#### [Exercise requirements]
Gather all lines in the entries that include the word "Demo".

--- start Information supplied ---

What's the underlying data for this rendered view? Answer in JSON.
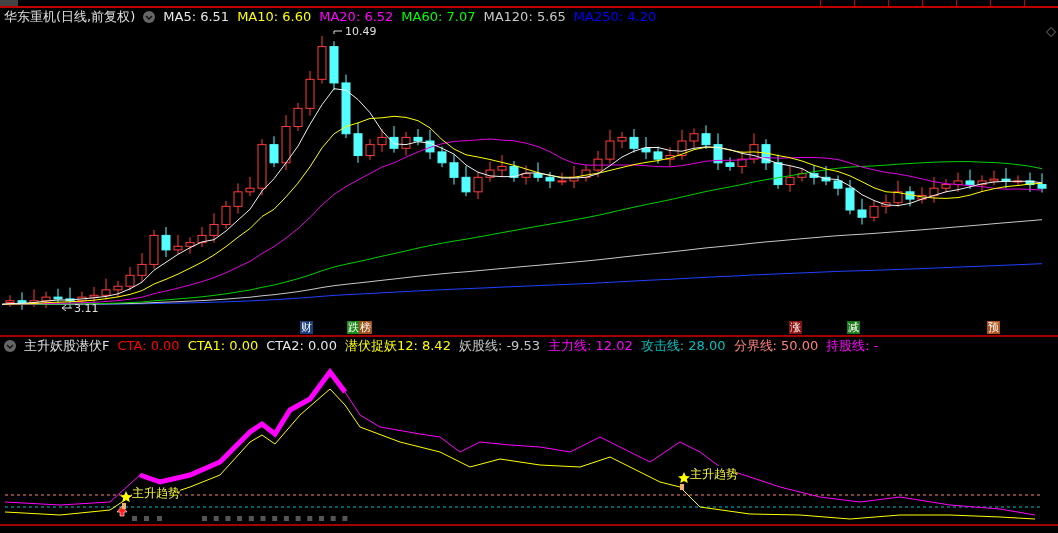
{
  "main_panel": {
    "title": "华东重机(日线,前复权)",
    "ma_legend": [
      {
        "text": "MA5: 6.51",
        "color": "#e8e8e8"
      },
      {
        "text": "MA10: 6.60",
        "color": "#ffff00"
      },
      {
        "text": "MA20: 6.52",
        "color": "#ff00ff"
      },
      {
        "text": "MA60: 7.07",
        "color": "#00ff00"
      },
      {
        "text": "MA120: 5.65",
        "color": "#c8c8c8"
      },
      {
        "text": "MA250: 4.20",
        "color": "#0000ff"
      }
    ],
    "price_labels": [
      "10.49",
      "3.11"
    ],
    "event_markers": [
      {
        "text": "财",
        "color": "#1c3f7a"
      },
      {
        "text": "跌",
        "color": "#1a8a1a"
      },
      {
        "text": "榜",
        "color": "#a0501a"
      },
      {
        "text": "涨",
        "color": "#8a1010"
      },
      {
        "text": "减",
        "color": "#1a7a1a"
      },
      {
        "text": "预",
        "color": "#b0501a"
      }
    ]
  },
  "indicator_panel": {
    "title": "主升妖股潜伏F",
    "legend": [
      {
        "text": "CTA: 0.00",
        "color": "#ff0000"
      },
      {
        "text": "CTA1: 0.00",
        "color": "#ffff00"
      },
      {
        "text": "CTA2: 0.00",
        "color": "#e8e8e8"
      },
      {
        "text": "潜伏捉妖12: 8.42",
        "color": "#ffff00"
      },
      {
        "text": "妖股线: -9.53",
        "color": "#c8c8c8"
      },
      {
        "text": "主力线: 12.02",
        "color": "#ff00ff"
      },
      {
        "text": "攻击线: 28.00",
        "color": "#00c0c0"
      },
      {
        "text": "分界线: 50.00",
        "color": "#ff8080"
      },
      {
        "text": "持股线: -",
        "color": "#ff00ff"
      }
    ],
    "signals": [
      "主升趋势",
      "主升趋势"
    ]
  }
}
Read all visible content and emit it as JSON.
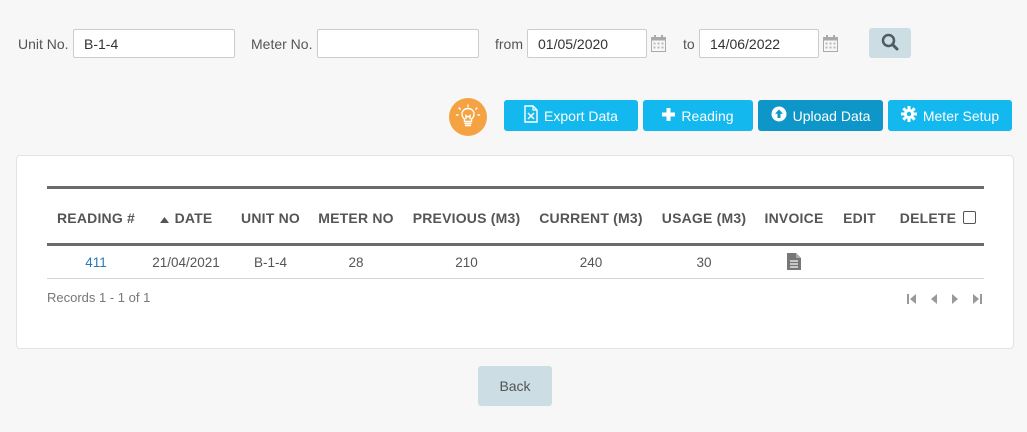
{
  "filters": {
    "unit_label": "Unit No.",
    "unit_value": "B-1-4",
    "meter_label": "Meter No.",
    "meter_value": "",
    "from_label": "from",
    "from_value": "01/05/2020",
    "to_label": "to",
    "to_value": "14/06/2022"
  },
  "actions": {
    "export_label": "Export Data",
    "reading_label": "Reading",
    "upload_label": "Upload Data",
    "setup_label": "Meter Setup"
  },
  "table": {
    "columns": [
      "READING #",
      "DATE",
      "UNIT NO",
      "METER NO",
      "PREVIOUS (M3)",
      "CURRENT (M3)",
      "USAGE (M3)",
      "INVOICE",
      "EDIT",
      "DELETE"
    ],
    "rows": [
      {
        "reading": "411",
        "date": "21/04/2021",
        "unit": "B-1-4",
        "meter": "28",
        "previous": "210",
        "current": "240",
        "usage": "30"
      }
    ],
    "records_text": "Records 1 - 1 of 1"
  },
  "back_label": "Back",
  "colors": {
    "accent": "#12b8ee",
    "accent_dark": "#0d96c7",
    "bulb": "#f5a342",
    "link": "#2a7ab8"
  }
}
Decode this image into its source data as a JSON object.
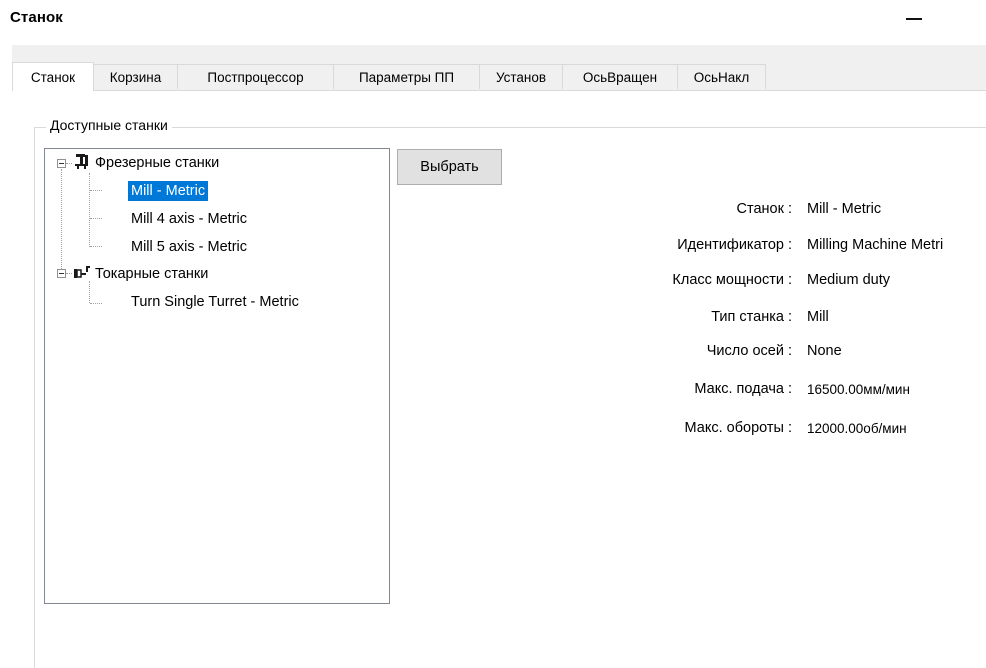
{
  "window": {
    "title": "Станок",
    "minimize_glyph": "—"
  },
  "tabs": [
    {
      "label": "Станок",
      "active": true
    },
    {
      "label": "Корзина",
      "active": false
    },
    {
      "label": "Постпроцессор",
      "active": false
    },
    {
      "label": "Параметры ПП",
      "active": false
    },
    {
      "label": "Установ",
      "active": false
    },
    {
      "label": "ОсьВращен",
      "active": false
    },
    {
      "label": "ОсьНакл",
      "active": false
    }
  ],
  "group": {
    "label": "Доступные станки"
  },
  "tree": {
    "groups": [
      {
        "label": "Фрезерные станки",
        "icon": "milling-machine-icon",
        "expanded": true,
        "items": [
          {
            "label": "Mill - Metric",
            "selected": true
          },
          {
            "label": "Mill 4 axis - Metric",
            "selected": false
          },
          {
            "label": "Mill 5 axis - Metric",
            "selected": false
          }
        ]
      },
      {
        "label": "Токарные станки",
        "icon": "lathe-machine-icon",
        "expanded": true,
        "items": [
          {
            "label": "Turn Single Turret - Metric",
            "selected": false
          }
        ]
      }
    ]
  },
  "select_button": {
    "label": "Выбрать"
  },
  "info": [
    {
      "label": "Станок :",
      "value": "Mill - Metric"
    },
    {
      "label": "Идентификатор :",
      "value": "Milling Machine Metri"
    },
    {
      "label": "Класс мощности :",
      "value": "Medium duty"
    },
    {
      "label": "Тип станка :",
      "value": "Mill"
    },
    {
      "label": "Число осей :",
      "value": "None"
    },
    {
      "label": "Макс. подача :",
      "value": "16500.00мм/мин"
    },
    {
      "label": "Макс. обороты :",
      "value": "12000.00об/мин"
    }
  ],
  "colors": {
    "selection": "#0078d7",
    "tab_background": "#f0f0f0",
    "button_background": "#e1e1e1"
  }
}
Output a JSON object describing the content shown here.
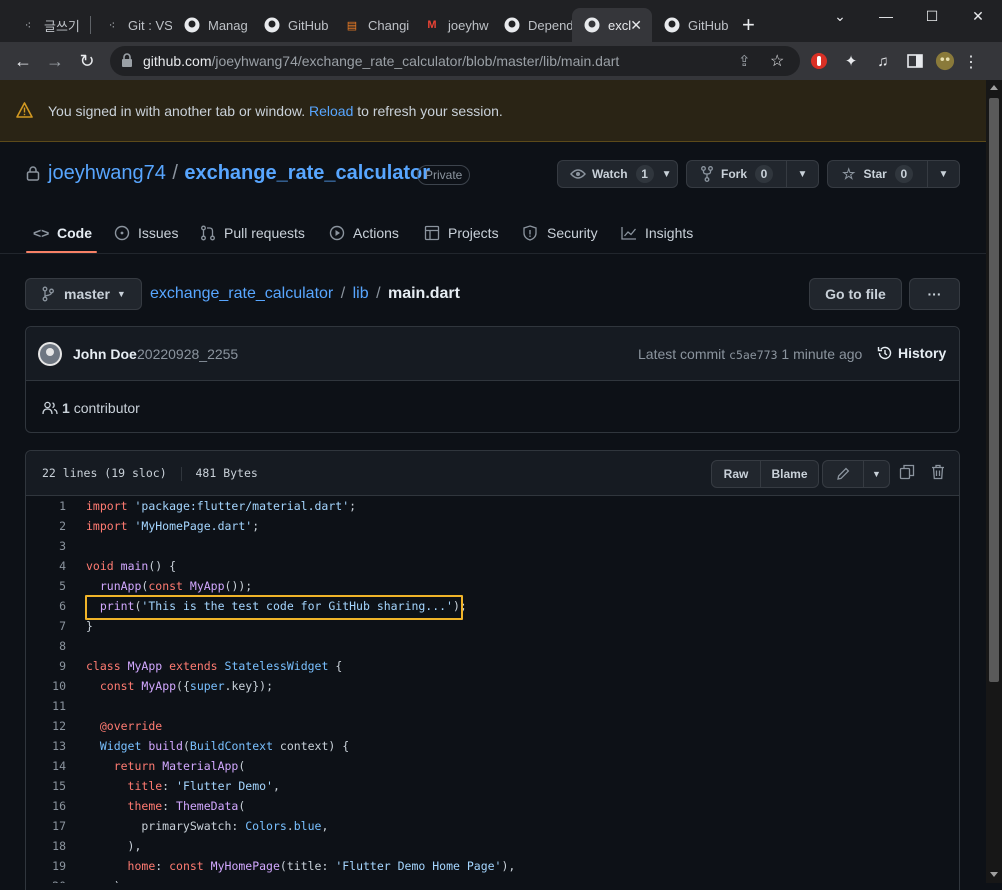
{
  "browser": {
    "tabs": [
      {
        "label": "글쓰기",
        "icon": "tistory-icon"
      },
      {
        "label": "Git : VS",
        "icon": "tistory-icon"
      },
      {
        "label": "Manag",
        "icon": "github-icon"
      },
      {
        "label": "GitHub",
        "icon": "github-icon"
      },
      {
        "label": "Changi",
        "icon": "stackoverflow-icon"
      },
      {
        "label": "joeyhw",
        "icon": "gmail-icon"
      },
      {
        "label": "Depend",
        "icon": "github-icon"
      },
      {
        "label": "excl",
        "icon": "github-icon"
      },
      {
        "label": "GitHub",
        "icon": "github-icon"
      }
    ],
    "new_tab": "+",
    "url_host": "github.com",
    "url_path": "/joeyhwang74/exchange_rate_calculator/blob/master/lib/main.dart"
  },
  "banner": {
    "text_before": "You signed in with another tab or window.",
    "link": "Reload",
    "text_after": "to refresh your session."
  },
  "repo": {
    "owner": "joeyhwang74",
    "separator": "/",
    "name": "exchange_rate_calculator",
    "visibility": "Private",
    "watch_label": "Watch",
    "watch_count": "1",
    "fork_label": "Fork",
    "fork_count": "0",
    "star_label": "Star",
    "star_count": "0"
  },
  "repo_tabs": [
    "Code",
    "Issues",
    "Pull requests",
    "Actions",
    "Projects",
    "Security",
    "Insights"
  ],
  "file_nav": {
    "branch": "master",
    "path_repo": "exchange_rate_calculator",
    "path_dir": "lib",
    "file": "main.dart",
    "go_to_file": "Go to file",
    "more": "···"
  },
  "commit": {
    "author": "John Doe",
    "message": "20220928_2255",
    "latest_label": "Latest commit",
    "sha": "c5ae773",
    "time": "1 minute ago",
    "history": "History",
    "contributors_count": "1",
    "contributors_label": "contributor"
  },
  "file_info": {
    "lines": "22 lines (19 sloc)",
    "size": "481 Bytes",
    "raw": "Raw",
    "blame": "Blame"
  },
  "code_lines": [
    "import 'package:flutter/material.dart';",
    "import 'MyHomePage.dart';",
    "",
    "void main() {",
    "  runApp(const MyApp());",
    "  print('This is the test code for GitHub sharing...');",
    "}",
    "",
    "class MyApp extends StatelessWidget {",
    "  const MyApp({super.key});",
    "",
    "  @override",
    "  Widget build(BuildContext context) {",
    "    return MaterialApp(",
    "      title: 'Flutter Demo',",
    "      theme: ThemeData(",
    "        primarySwatch: Colors.blue,",
    "      ),",
    "      home: const MyHomePage(title: 'Flutter Demo Home Page'),",
    "    );"
  ],
  "colors": {
    "highlight_box": "#f0b429",
    "link": "#58a6ff",
    "tab_underline": "#f78166"
  }
}
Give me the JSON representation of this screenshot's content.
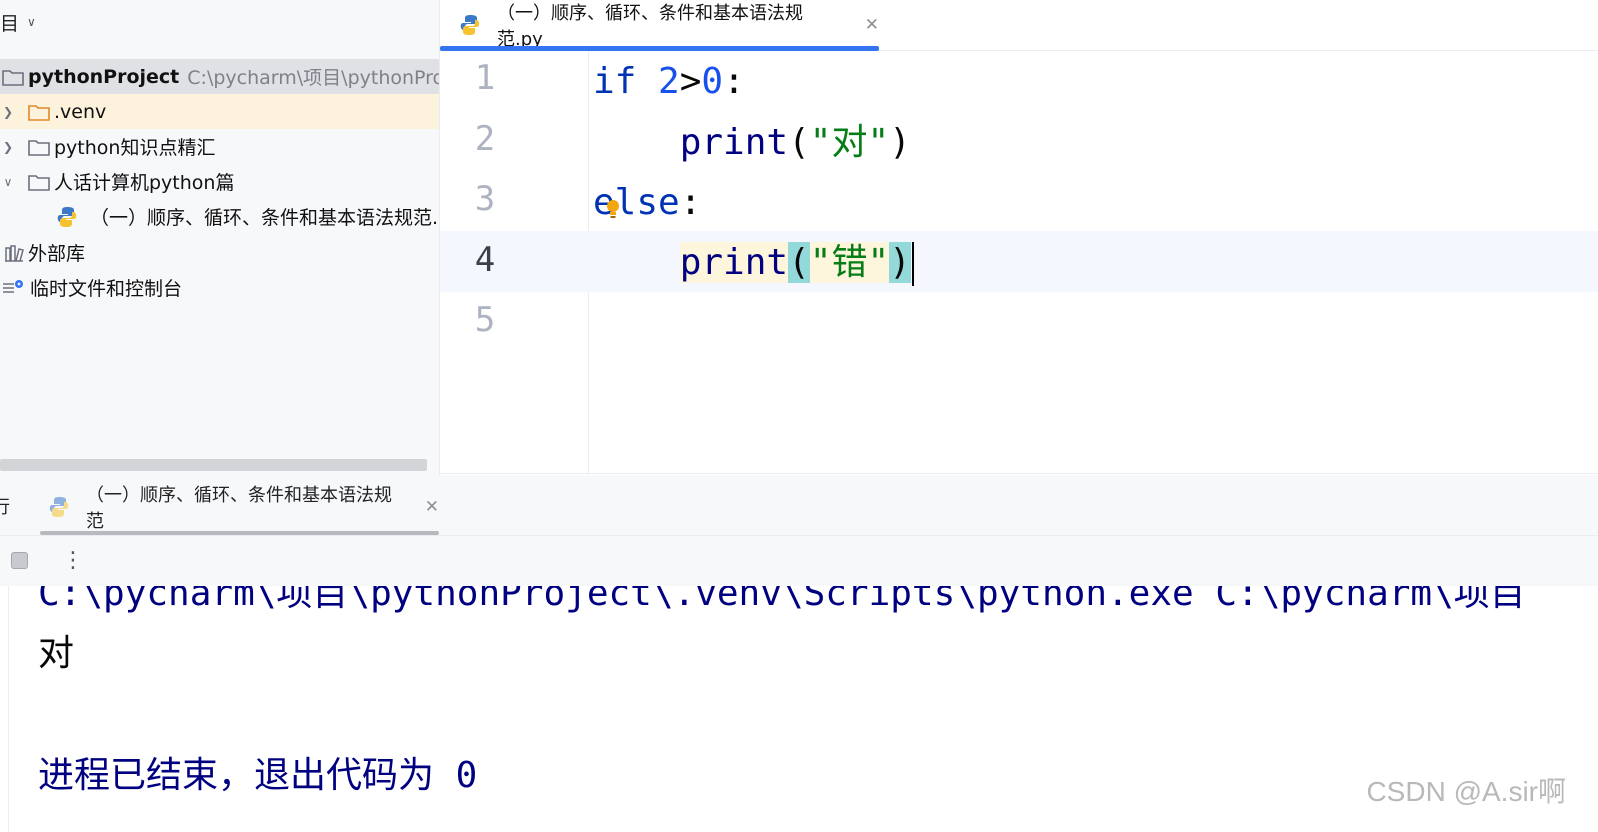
{
  "project_panel": {
    "header_label": "目",
    "tree": [
      {
        "name": "pythonProject",
        "path": "C:\\pycharm\\项目\\pythonProject",
        "icon": "folder-icon",
        "expanded": true
      },
      {
        "name": ".venv",
        "icon": "folder-orange-icon",
        "expanded": false
      },
      {
        "name": "python知识点精汇",
        "icon": "folder-icon",
        "expanded": false
      },
      {
        "name": "人话计算机python篇",
        "icon": "folder-icon",
        "expanded": true
      },
      {
        "name": "（一）顺序、循环、条件和基本语法规范.py",
        "icon": "python-file-icon"
      },
      {
        "name": "外部库",
        "icon": "library-icon"
      },
      {
        "name": "临时文件和控制台",
        "icon": "scratches-icon"
      }
    ]
  },
  "editor": {
    "tab_label": "（一）顺序、循环、条件和基本语法规范.py",
    "line_numbers": [
      "1",
      "2",
      "3",
      "4",
      "5"
    ],
    "current_line": "4",
    "code": {
      "l1_kw": "if",
      "l1_num_a": "2",
      "l1_op": ">",
      "l1_num_b": "0",
      "l1_colon": ":",
      "l2_fn": "print",
      "l2_open": "(",
      "l2_str": "\"对\"",
      "l2_close": ")",
      "l3_kw": "else",
      "l3_colon": ":",
      "l4_fn": "print",
      "l4_open": "(",
      "l4_str": "\"错\"",
      "l4_close": ")"
    }
  },
  "run": {
    "tool_label": "行",
    "tab_label": "（一）顺序、循环、条件和基本语法规范",
    "console_command": "C:\\pycharm\\项目\\pythonProject\\.venv\\Scripts\\python.exe C:\\pycharm\\项目",
    "console_output": "对",
    "console_exit": "进程已结束，退出代码为 0"
  },
  "watermark": "CSDN @A.sir啊",
  "colors": {
    "accent": "#3574f0",
    "keyword": "#0033b3",
    "number": "#1750eb",
    "string": "#067d17",
    "brace_highlight": "#93d9d9"
  }
}
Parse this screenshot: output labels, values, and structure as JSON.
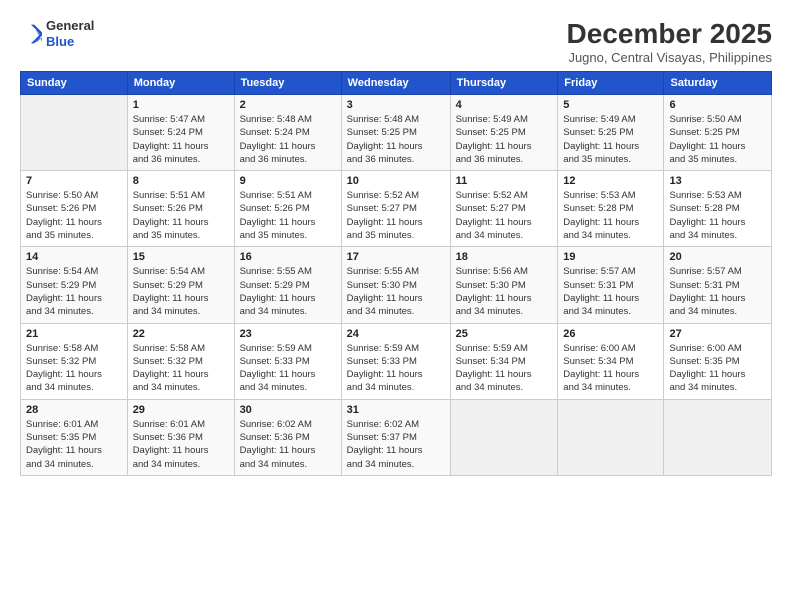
{
  "logo": {
    "general": "General",
    "blue": "Blue"
  },
  "header": {
    "month": "December 2025",
    "location": "Jugno, Central Visayas, Philippines"
  },
  "days_of_week": [
    "Sunday",
    "Monday",
    "Tuesday",
    "Wednesday",
    "Thursday",
    "Friday",
    "Saturday"
  ],
  "weeks": [
    [
      {
        "day": "",
        "info": ""
      },
      {
        "day": "1",
        "info": "Sunrise: 5:47 AM\nSunset: 5:24 PM\nDaylight: 11 hours\nand 36 minutes."
      },
      {
        "day": "2",
        "info": "Sunrise: 5:48 AM\nSunset: 5:24 PM\nDaylight: 11 hours\nand 36 minutes."
      },
      {
        "day": "3",
        "info": "Sunrise: 5:48 AM\nSunset: 5:25 PM\nDaylight: 11 hours\nand 36 minutes."
      },
      {
        "day": "4",
        "info": "Sunrise: 5:49 AM\nSunset: 5:25 PM\nDaylight: 11 hours\nand 36 minutes."
      },
      {
        "day": "5",
        "info": "Sunrise: 5:49 AM\nSunset: 5:25 PM\nDaylight: 11 hours\nand 35 minutes."
      },
      {
        "day": "6",
        "info": "Sunrise: 5:50 AM\nSunset: 5:25 PM\nDaylight: 11 hours\nand 35 minutes."
      }
    ],
    [
      {
        "day": "7",
        "info": "Sunrise: 5:50 AM\nSunset: 5:26 PM\nDaylight: 11 hours\nand 35 minutes."
      },
      {
        "day": "8",
        "info": "Sunrise: 5:51 AM\nSunset: 5:26 PM\nDaylight: 11 hours\nand 35 minutes."
      },
      {
        "day": "9",
        "info": "Sunrise: 5:51 AM\nSunset: 5:26 PM\nDaylight: 11 hours\nand 35 minutes."
      },
      {
        "day": "10",
        "info": "Sunrise: 5:52 AM\nSunset: 5:27 PM\nDaylight: 11 hours\nand 35 minutes."
      },
      {
        "day": "11",
        "info": "Sunrise: 5:52 AM\nSunset: 5:27 PM\nDaylight: 11 hours\nand 34 minutes."
      },
      {
        "day": "12",
        "info": "Sunrise: 5:53 AM\nSunset: 5:28 PM\nDaylight: 11 hours\nand 34 minutes."
      },
      {
        "day": "13",
        "info": "Sunrise: 5:53 AM\nSunset: 5:28 PM\nDaylight: 11 hours\nand 34 minutes."
      }
    ],
    [
      {
        "day": "14",
        "info": "Sunrise: 5:54 AM\nSunset: 5:29 PM\nDaylight: 11 hours\nand 34 minutes."
      },
      {
        "day": "15",
        "info": "Sunrise: 5:54 AM\nSunset: 5:29 PM\nDaylight: 11 hours\nand 34 minutes."
      },
      {
        "day": "16",
        "info": "Sunrise: 5:55 AM\nSunset: 5:29 PM\nDaylight: 11 hours\nand 34 minutes."
      },
      {
        "day": "17",
        "info": "Sunrise: 5:55 AM\nSunset: 5:30 PM\nDaylight: 11 hours\nand 34 minutes."
      },
      {
        "day": "18",
        "info": "Sunrise: 5:56 AM\nSunset: 5:30 PM\nDaylight: 11 hours\nand 34 minutes."
      },
      {
        "day": "19",
        "info": "Sunrise: 5:57 AM\nSunset: 5:31 PM\nDaylight: 11 hours\nand 34 minutes."
      },
      {
        "day": "20",
        "info": "Sunrise: 5:57 AM\nSunset: 5:31 PM\nDaylight: 11 hours\nand 34 minutes."
      }
    ],
    [
      {
        "day": "21",
        "info": "Sunrise: 5:58 AM\nSunset: 5:32 PM\nDaylight: 11 hours\nand 34 minutes."
      },
      {
        "day": "22",
        "info": "Sunrise: 5:58 AM\nSunset: 5:32 PM\nDaylight: 11 hours\nand 34 minutes."
      },
      {
        "day": "23",
        "info": "Sunrise: 5:59 AM\nSunset: 5:33 PM\nDaylight: 11 hours\nand 34 minutes."
      },
      {
        "day": "24",
        "info": "Sunrise: 5:59 AM\nSunset: 5:33 PM\nDaylight: 11 hours\nand 34 minutes."
      },
      {
        "day": "25",
        "info": "Sunrise: 5:59 AM\nSunset: 5:34 PM\nDaylight: 11 hours\nand 34 minutes."
      },
      {
        "day": "26",
        "info": "Sunrise: 6:00 AM\nSunset: 5:34 PM\nDaylight: 11 hours\nand 34 minutes."
      },
      {
        "day": "27",
        "info": "Sunrise: 6:00 AM\nSunset: 5:35 PM\nDaylight: 11 hours\nand 34 minutes."
      }
    ],
    [
      {
        "day": "28",
        "info": "Sunrise: 6:01 AM\nSunset: 5:35 PM\nDaylight: 11 hours\nand 34 minutes."
      },
      {
        "day": "29",
        "info": "Sunrise: 6:01 AM\nSunset: 5:36 PM\nDaylight: 11 hours\nand 34 minutes."
      },
      {
        "day": "30",
        "info": "Sunrise: 6:02 AM\nSunset: 5:36 PM\nDaylight: 11 hours\nand 34 minutes."
      },
      {
        "day": "31",
        "info": "Sunrise: 6:02 AM\nSunset: 5:37 PM\nDaylight: 11 hours\nand 34 minutes."
      },
      {
        "day": "",
        "info": ""
      },
      {
        "day": "",
        "info": ""
      },
      {
        "day": "",
        "info": ""
      }
    ]
  ]
}
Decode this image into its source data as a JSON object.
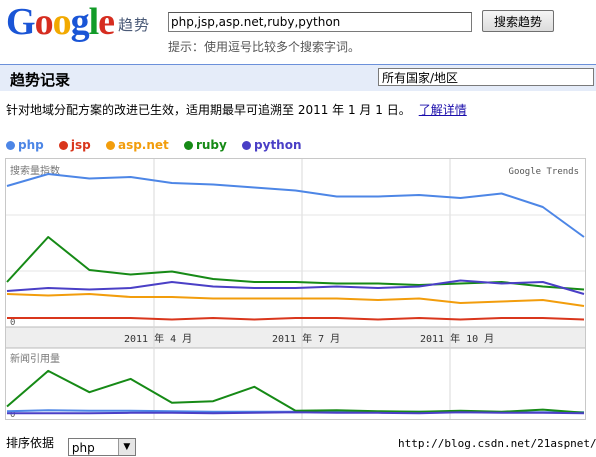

--- end Information supplied ---

#### [Expected answer]
    "      title: 'Flutter Demo',",
    "      home: const MyHomePage(title: 'Flutter Demo Home Page'),",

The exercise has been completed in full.